#### [Exercise objective]
Reproduce the data below in full and exclude every picture.

#### [Exercise input]
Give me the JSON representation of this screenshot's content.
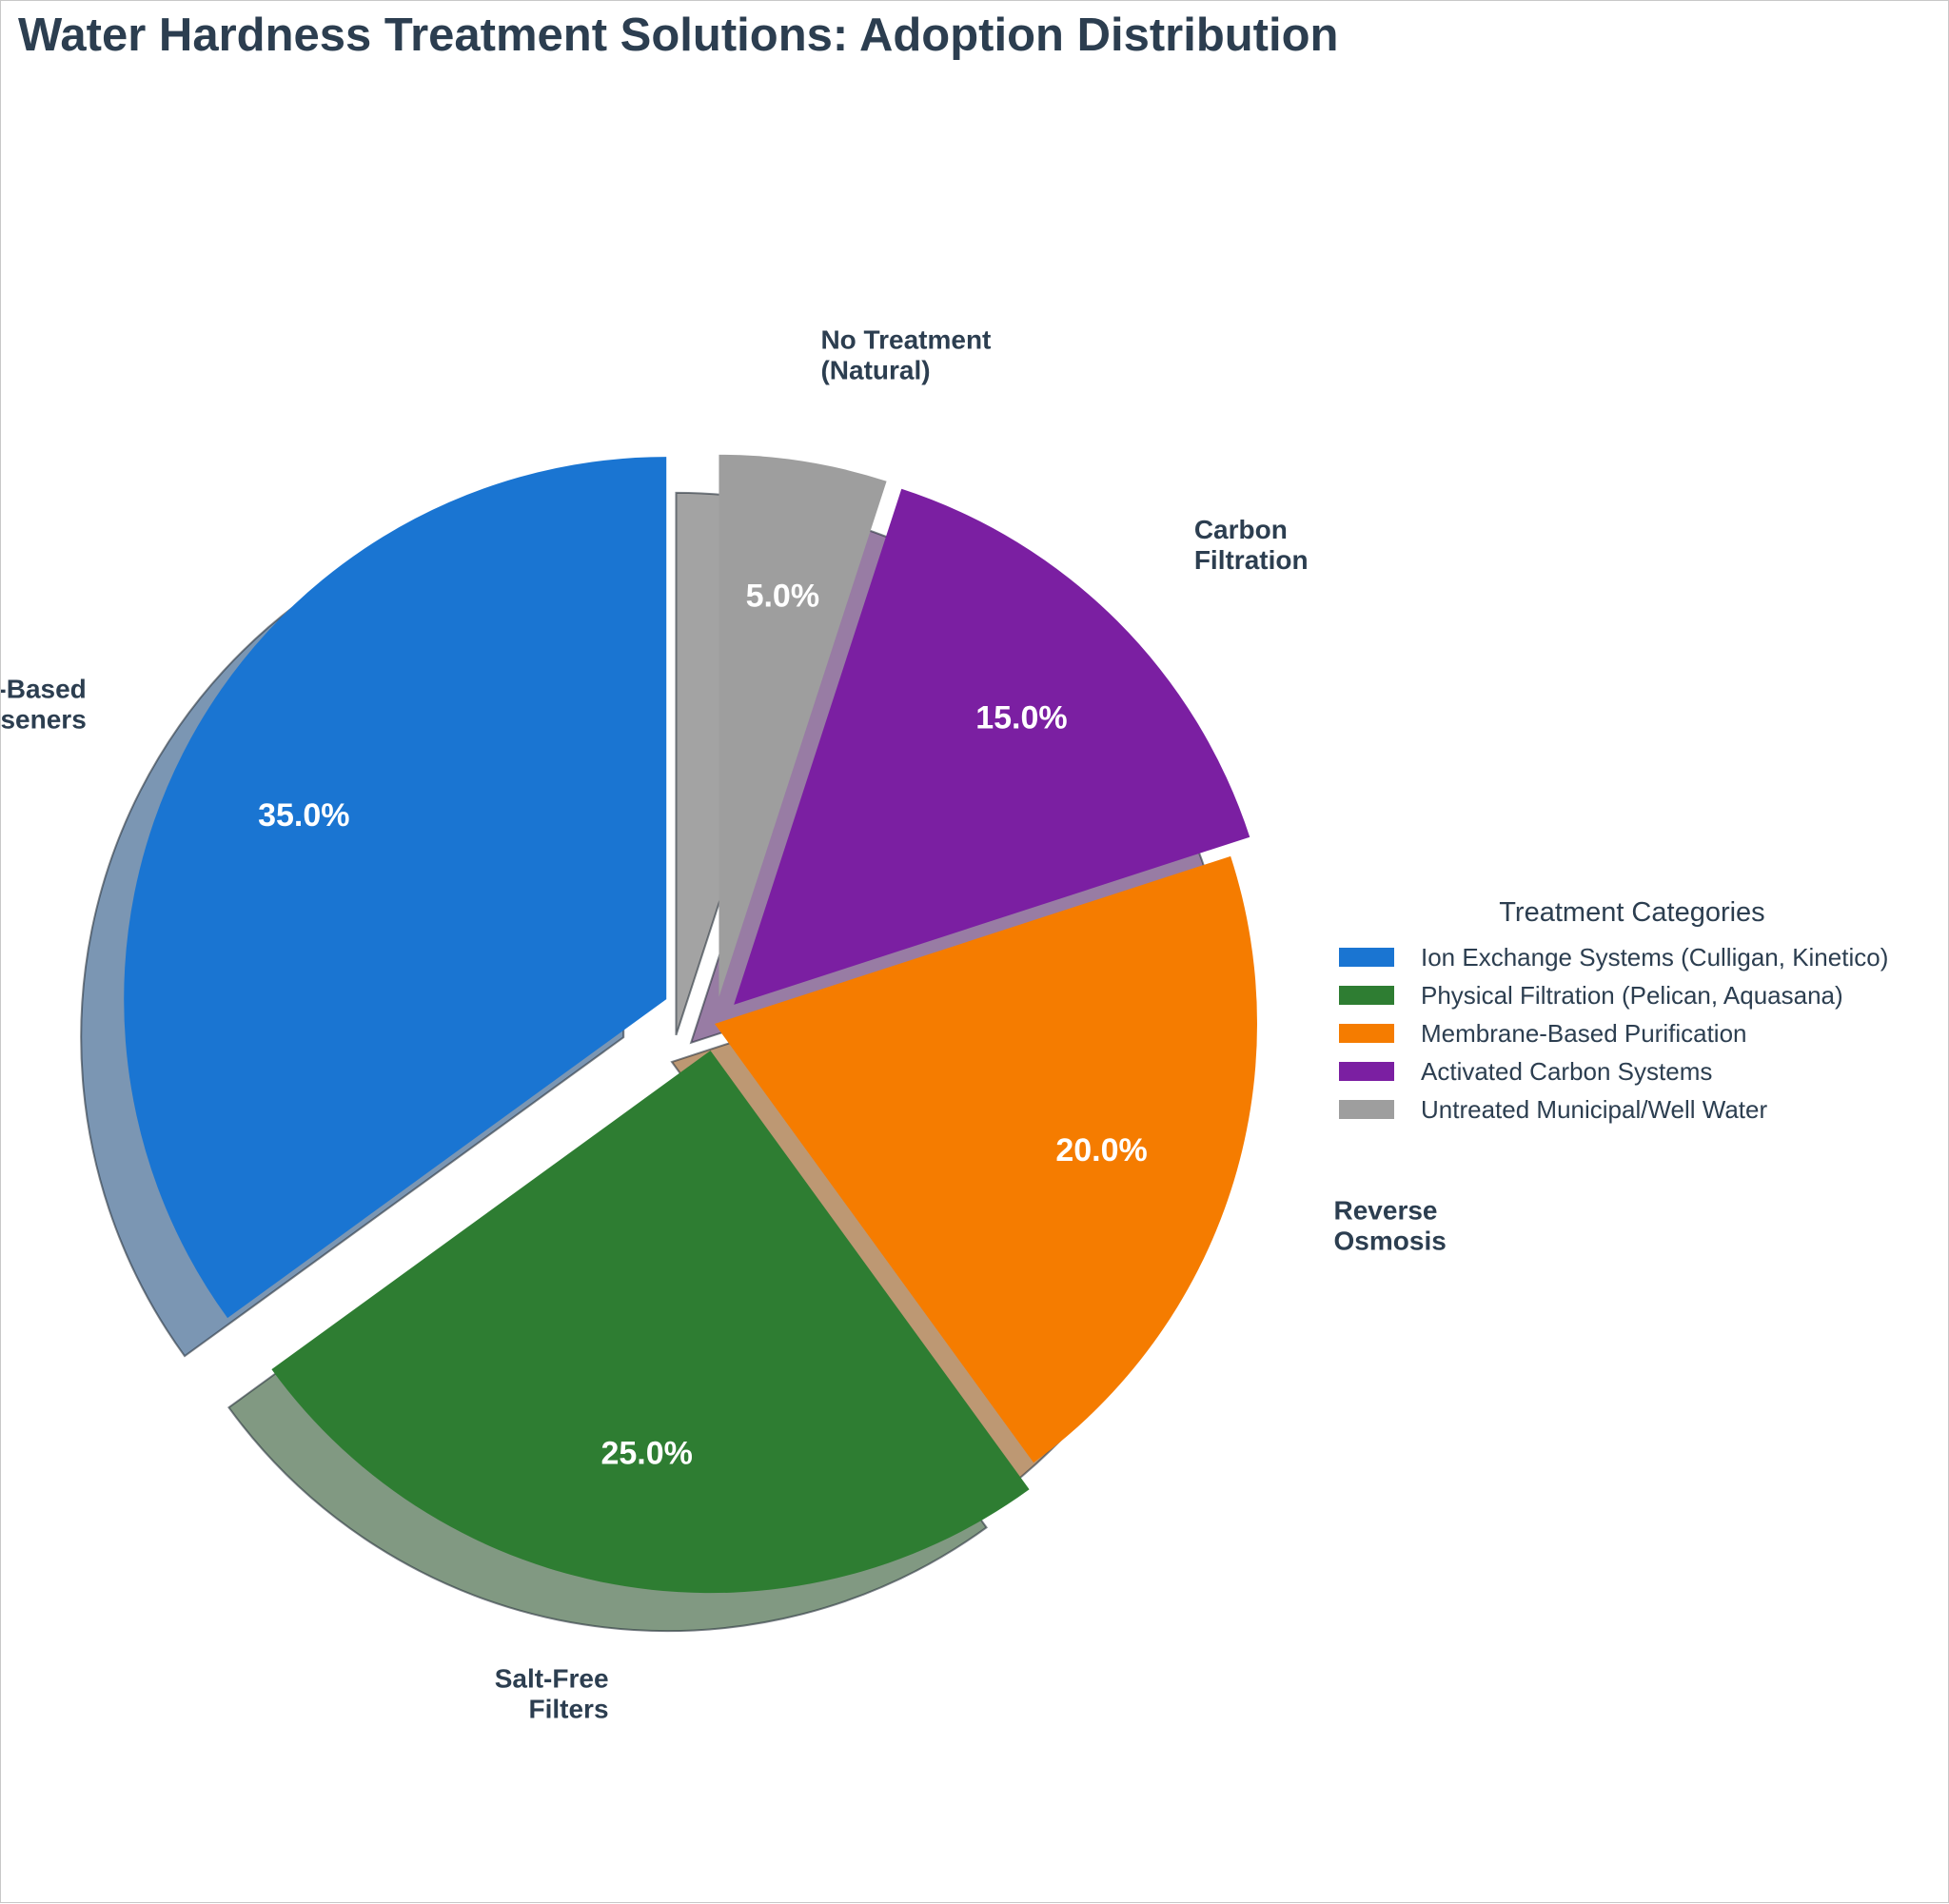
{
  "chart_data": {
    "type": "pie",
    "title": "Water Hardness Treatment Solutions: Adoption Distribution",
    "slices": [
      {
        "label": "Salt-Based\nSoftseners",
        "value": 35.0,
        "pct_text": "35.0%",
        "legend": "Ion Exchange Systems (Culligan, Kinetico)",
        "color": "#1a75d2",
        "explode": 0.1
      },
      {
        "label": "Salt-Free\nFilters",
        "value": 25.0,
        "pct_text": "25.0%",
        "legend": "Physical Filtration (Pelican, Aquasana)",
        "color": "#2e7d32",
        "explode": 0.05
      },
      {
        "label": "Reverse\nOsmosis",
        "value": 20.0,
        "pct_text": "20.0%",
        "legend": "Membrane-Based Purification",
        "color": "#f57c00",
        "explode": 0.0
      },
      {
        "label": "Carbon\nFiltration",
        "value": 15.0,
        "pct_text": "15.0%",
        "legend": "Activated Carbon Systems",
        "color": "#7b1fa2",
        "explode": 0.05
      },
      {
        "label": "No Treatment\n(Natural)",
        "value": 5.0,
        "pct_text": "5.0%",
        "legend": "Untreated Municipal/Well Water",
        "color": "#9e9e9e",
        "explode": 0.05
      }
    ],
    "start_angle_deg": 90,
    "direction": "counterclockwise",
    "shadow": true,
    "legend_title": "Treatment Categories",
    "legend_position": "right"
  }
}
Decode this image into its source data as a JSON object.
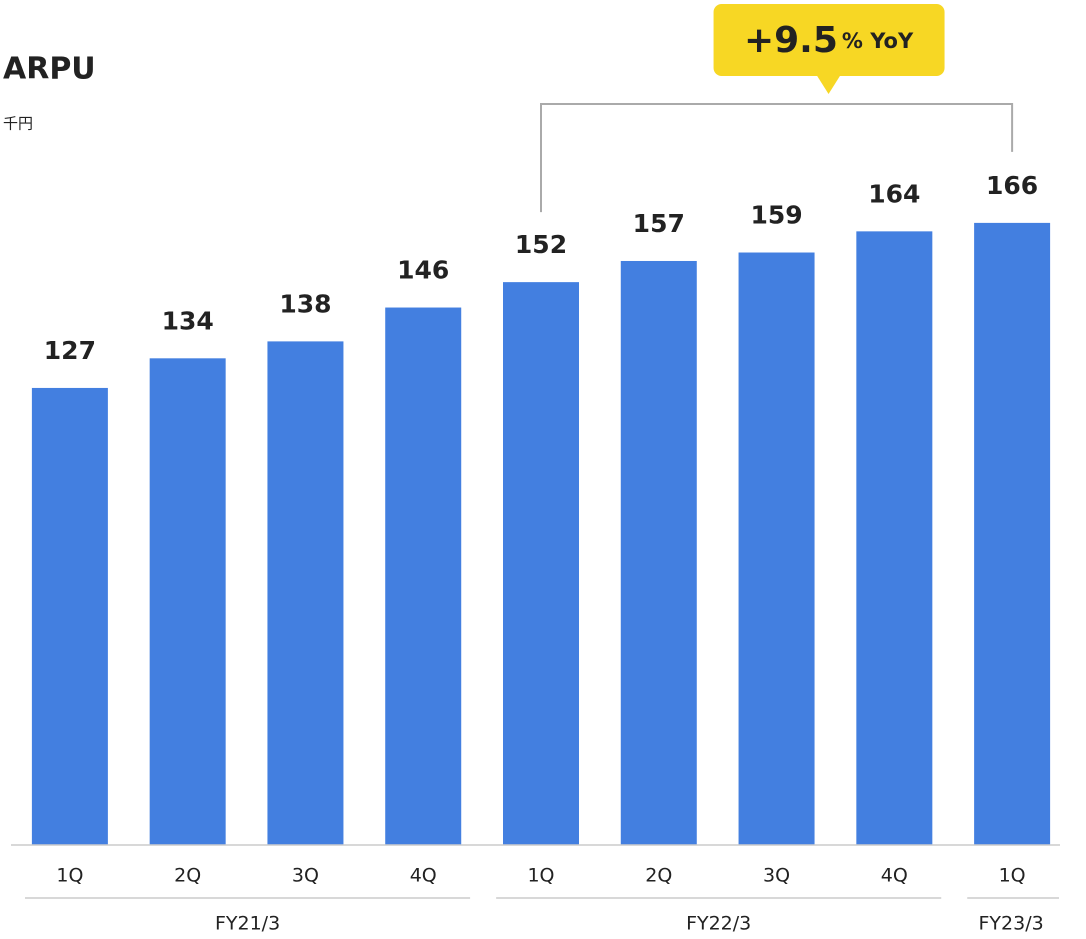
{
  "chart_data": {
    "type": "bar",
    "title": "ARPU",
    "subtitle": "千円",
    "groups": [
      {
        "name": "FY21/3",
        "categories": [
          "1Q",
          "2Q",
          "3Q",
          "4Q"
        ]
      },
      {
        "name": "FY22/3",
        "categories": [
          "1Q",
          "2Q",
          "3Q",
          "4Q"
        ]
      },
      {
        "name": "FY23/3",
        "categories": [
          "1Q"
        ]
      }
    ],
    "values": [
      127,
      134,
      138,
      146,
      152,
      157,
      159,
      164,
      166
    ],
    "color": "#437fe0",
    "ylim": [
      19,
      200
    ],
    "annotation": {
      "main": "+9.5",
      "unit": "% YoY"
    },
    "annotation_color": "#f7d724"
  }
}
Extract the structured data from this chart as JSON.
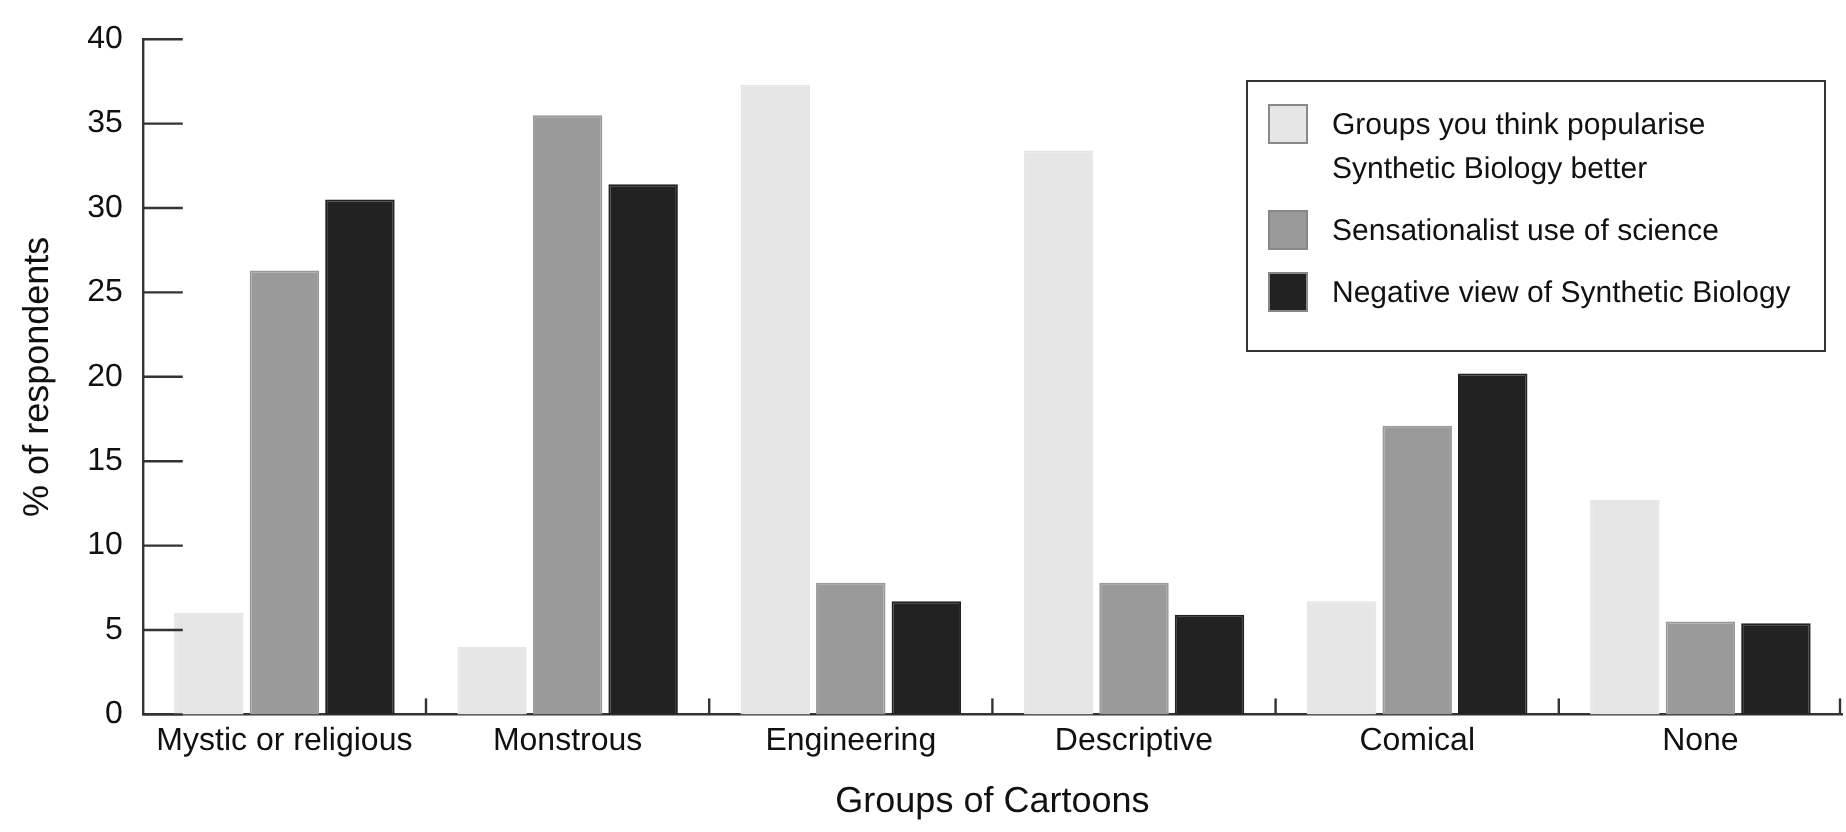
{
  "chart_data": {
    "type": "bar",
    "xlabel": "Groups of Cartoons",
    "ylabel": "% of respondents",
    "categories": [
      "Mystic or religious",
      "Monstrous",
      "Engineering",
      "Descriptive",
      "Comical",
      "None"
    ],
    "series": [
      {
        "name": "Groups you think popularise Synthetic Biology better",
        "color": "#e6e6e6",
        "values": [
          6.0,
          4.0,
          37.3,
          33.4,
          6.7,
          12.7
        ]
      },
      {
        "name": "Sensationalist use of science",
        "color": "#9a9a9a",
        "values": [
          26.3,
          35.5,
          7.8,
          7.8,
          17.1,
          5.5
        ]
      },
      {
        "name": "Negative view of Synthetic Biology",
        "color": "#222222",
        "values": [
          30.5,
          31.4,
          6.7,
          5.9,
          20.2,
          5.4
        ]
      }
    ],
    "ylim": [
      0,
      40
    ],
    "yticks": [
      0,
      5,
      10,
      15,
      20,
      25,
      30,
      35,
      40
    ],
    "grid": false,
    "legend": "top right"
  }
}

#### [The response]
Give me the JSON representation of this screenshot's content.
{
  "chart_data": {
    "type": "pie",
    "title": "Water Hardness Treatment Solutions: Adoption Distribution",
    "slices": [
      {
        "label": "Salt-Based\nSoftseners",
        "value": 35.0,
        "pct_text": "35.0%",
        "legend": "Ion Exchange Systems (Culligan, Kinetico)",
        "color": "#1a75d2",
        "explode": 0.1
      },
      {
        "label": "Salt-Free\nFilters",
        "value": 25.0,
        "pct_text": "25.0%",
        "legend": "Physical Filtration (Pelican, Aquasana)",
        "color": "#2e7d32",
        "explode": 0.05
      },
      {
        "label": "Reverse\nOsmosis",
        "value": 20.0,
        "pct_text": "20.0%",
        "legend": "Membrane-Based Purification",
        "color": "#f57c00",
        "explode": 0.0
      },
      {
        "label": "Carbon\nFiltration",
        "value": 15.0,
        "pct_text": "15.0%",
        "legend": "Activated Carbon Systems",
        "color": "#7b1fa2",
        "explode": 0.05
      },
      {
        "label": "No Treatment\n(Natural)",
        "value": 5.0,
        "pct_text": "5.0%",
        "legend": "Untreated Municipal/Well Water",
        "color": "#9e9e9e",
        "explode": 0.05
      }
    ],
    "start_angle_deg": 90,
    "direction": "counterclockwise",
    "shadow": true,
    "legend_title": "Treatment Categories",
    "legend_position": "right"
  }
}
Decode this image into its source data as a JSON object.
{
  "chart_data": {
    "type": "bar",
    "title": "ARPU",
    "subtitle": "千円",
    "groups": [
      {
        "name": "FY21/3",
        "categories": [
          "1Q",
          "2Q",
          "3Q",
          "4Q"
        ]
      },
      {
        "name": "FY22/3",
        "categories": [
          "1Q",
          "2Q",
          "3Q",
          "4Q"
        ]
      },
      {
        "name": "FY23/3",
        "categories": [
          "1Q"
        ]
      }
    ],
    "values": [
      127,
      134,
      138,
      146,
      152,
      157,
      159,
      164,
      166
    ],
    "color": "#437fe0",
    "ylim": [
      19,
      200
    ],
    "annotation": {
      "main": "+9.5",
      "unit": "% YoY"
    },
    "annotation_color": "#f7d724"
  }
}
Extract the structured data from this chart as JSON.
{
  "chart_data": {
    "type": "bar",
    "xlabel": "Groups of Cartoons",
    "ylabel": "% of respondents",
    "categories": [
      "Mystic or religious",
      "Monstrous",
      "Engineering",
      "Descriptive",
      "Comical",
      "None"
    ],
    "series": [
      {
        "name": "Groups you think popularise Synthetic Biology better",
        "color": "#e6e6e6",
        "values": [
          6.0,
          4.0,
          37.3,
          33.4,
          6.7,
          12.7
        ]
      },
      {
        "name": "Sensationalist use of science",
        "color": "#9a9a9a",
        "values": [
          26.3,
          35.5,
          7.8,
          7.8,
          17.1,
          5.5
        ]
      },
      {
        "name": "Negative view of Synthetic Biology",
        "color": "#222222",
        "values": [
          30.5,
          31.4,
          6.7,
          5.9,
          20.2,
          5.4
        ]
      }
    ],
    "ylim": [
      0,
      40
    ],
    "yticks": [
      0,
      5,
      10,
      15,
      20,
      25,
      30,
      35,
      40
    ],
    "grid": false,
    "legend": "top right"
  }
}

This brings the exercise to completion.